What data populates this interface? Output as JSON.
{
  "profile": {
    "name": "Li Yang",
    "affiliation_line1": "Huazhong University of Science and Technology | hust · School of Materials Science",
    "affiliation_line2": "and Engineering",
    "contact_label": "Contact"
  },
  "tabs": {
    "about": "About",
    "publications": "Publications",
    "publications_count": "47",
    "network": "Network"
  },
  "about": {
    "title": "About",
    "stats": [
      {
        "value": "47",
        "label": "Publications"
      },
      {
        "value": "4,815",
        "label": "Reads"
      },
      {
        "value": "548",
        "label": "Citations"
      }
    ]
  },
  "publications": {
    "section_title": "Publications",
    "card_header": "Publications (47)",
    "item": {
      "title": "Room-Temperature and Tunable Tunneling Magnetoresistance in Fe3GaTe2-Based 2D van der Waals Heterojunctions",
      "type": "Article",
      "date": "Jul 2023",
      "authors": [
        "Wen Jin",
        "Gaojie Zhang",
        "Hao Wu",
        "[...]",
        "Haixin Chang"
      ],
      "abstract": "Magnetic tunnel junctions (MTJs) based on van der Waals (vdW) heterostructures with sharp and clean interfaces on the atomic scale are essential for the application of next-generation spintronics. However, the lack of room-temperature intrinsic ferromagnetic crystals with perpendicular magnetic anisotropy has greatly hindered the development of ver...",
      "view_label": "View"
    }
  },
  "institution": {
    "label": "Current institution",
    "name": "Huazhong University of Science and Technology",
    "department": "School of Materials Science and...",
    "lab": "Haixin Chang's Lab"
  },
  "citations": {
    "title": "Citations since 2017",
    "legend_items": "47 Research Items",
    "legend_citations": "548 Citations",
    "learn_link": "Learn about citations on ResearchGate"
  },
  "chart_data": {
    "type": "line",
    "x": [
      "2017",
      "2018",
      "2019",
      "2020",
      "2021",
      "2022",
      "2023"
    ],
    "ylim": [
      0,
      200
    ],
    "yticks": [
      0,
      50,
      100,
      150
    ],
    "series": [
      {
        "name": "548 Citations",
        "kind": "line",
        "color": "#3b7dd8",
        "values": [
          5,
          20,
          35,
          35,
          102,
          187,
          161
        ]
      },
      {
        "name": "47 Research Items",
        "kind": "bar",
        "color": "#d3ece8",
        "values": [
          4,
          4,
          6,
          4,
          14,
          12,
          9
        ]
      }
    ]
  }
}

════════════════════

What to work on →
Restate the whole listing exactly.

Finished answer →
What data populates this interface? Output as JSON.
{
  "profile": {
    "name": "Li Yang",
    "affiliation_line1": "Huazhong University of Science and Technology | hust · School of Materials Science",
    "affiliation_line2": "and Engineering",
    "contact_label": "Contact"
  },
  "tabs": {
    "about": "About",
    "publications": "Publications",
    "publications_count": "47",
    "network": "Network"
  },
  "about": {
    "title": "About",
    "stats": [
      {
        "value": "47",
        "label": "Publications"
      },
      {
        "value": "4,815",
        "label": "Reads"
      },
      {
        "value": "548",
        "label": "Citations"
      }
    ]
  },
  "publications": {
    "section_title": "Publications",
    "card_header": "Publications (47)",
    "item": {
      "title": "Room-Temperature and Tunable Tunneling Magnetoresistance in Fe3GaTe2-Based 2D van der Waals Heterojunctions",
      "type": "Article",
      "date": "Jul 2023",
      "authors": [
        "Wen Jin",
        "Gaojie Zhang",
        "Hao Wu",
        "[...]",
        "Haixin Chang"
      ],
      "abstract": "Magnetic tunnel junctions (MTJs) based on van der Waals (vdW) heterostructures with sharp and clean interfaces on the atomic scale are essential for the application of next-generation spintronics. However, the lack of room-temperature intrinsic ferromagnetic crystals with perpendicular magnetic anisotropy has greatly hindered the development of ver...",
      "view_label": "View"
    }
  },
  "institution": {
    "label": "Current institution",
    "name": "Huazhong University of Science and Technology",
    "department": "School of Materials Science and...",
    "lab": "Haixin Chang's Lab"
  },
  "citations": {
    "title": "Citations since 2017",
    "legend_items": "47 Research Items",
    "legend_citations": "548 Citations",
    "learn_link": "Learn about citations on ResearchGate"
  },
  "chart_data": {
    "type": "line",
    "x": [
      "2017",
      "2018",
      "2019",
      "2020",
      "2021",
      "2022",
      "2023"
    ],
    "ylim": [
      0,
      200
    ],
    "yticks": [
      0,
      50,
      100,
      150
    ],
    "series": [
      {
        "name": "548 Citations",
        "kind": "line",
        "color": "#3b7dd8",
        "values": [
          5,
          20,
          35,
          35,
          102,
          187,
          161
        ]
      },
      {
        "name": "47 Research Items",
        "kind": "bar",
        "color": "#d3ece8",
        "values": [
          4,
          4,
          6,
          4,
          14,
          12,
          9
        ]
      }
    ]
  }
}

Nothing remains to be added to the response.